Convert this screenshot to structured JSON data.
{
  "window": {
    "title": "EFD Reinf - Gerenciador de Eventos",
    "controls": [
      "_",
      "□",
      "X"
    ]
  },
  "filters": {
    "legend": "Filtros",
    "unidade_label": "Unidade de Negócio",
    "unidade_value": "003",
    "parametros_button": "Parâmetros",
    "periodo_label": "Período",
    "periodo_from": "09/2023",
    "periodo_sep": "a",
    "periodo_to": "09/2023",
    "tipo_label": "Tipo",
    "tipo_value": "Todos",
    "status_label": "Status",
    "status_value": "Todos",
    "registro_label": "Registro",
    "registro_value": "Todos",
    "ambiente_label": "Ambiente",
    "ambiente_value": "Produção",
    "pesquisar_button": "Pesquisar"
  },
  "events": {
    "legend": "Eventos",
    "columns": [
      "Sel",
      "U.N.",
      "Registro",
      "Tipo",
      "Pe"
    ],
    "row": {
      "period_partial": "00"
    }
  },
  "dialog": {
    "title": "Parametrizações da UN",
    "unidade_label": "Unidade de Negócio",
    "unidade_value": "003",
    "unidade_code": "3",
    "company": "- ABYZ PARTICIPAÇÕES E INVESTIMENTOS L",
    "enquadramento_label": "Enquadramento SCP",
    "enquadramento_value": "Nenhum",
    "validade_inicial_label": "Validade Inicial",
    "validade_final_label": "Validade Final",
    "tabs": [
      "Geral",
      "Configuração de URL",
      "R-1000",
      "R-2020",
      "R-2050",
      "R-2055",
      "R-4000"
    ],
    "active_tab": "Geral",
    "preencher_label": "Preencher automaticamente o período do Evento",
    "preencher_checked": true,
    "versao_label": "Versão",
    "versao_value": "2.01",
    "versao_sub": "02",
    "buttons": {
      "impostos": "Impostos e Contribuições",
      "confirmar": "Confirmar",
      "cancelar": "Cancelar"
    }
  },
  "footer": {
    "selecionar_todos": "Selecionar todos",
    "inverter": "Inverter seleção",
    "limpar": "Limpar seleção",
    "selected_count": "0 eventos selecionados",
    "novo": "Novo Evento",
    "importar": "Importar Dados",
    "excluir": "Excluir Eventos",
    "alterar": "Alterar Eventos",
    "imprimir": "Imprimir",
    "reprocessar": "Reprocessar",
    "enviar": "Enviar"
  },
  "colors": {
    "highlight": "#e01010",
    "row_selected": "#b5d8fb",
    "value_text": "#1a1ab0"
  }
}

- _Given exercise_
Work out how many lines of the material above contain the word "Validade", then give only that figure.

- _Solved problem_
2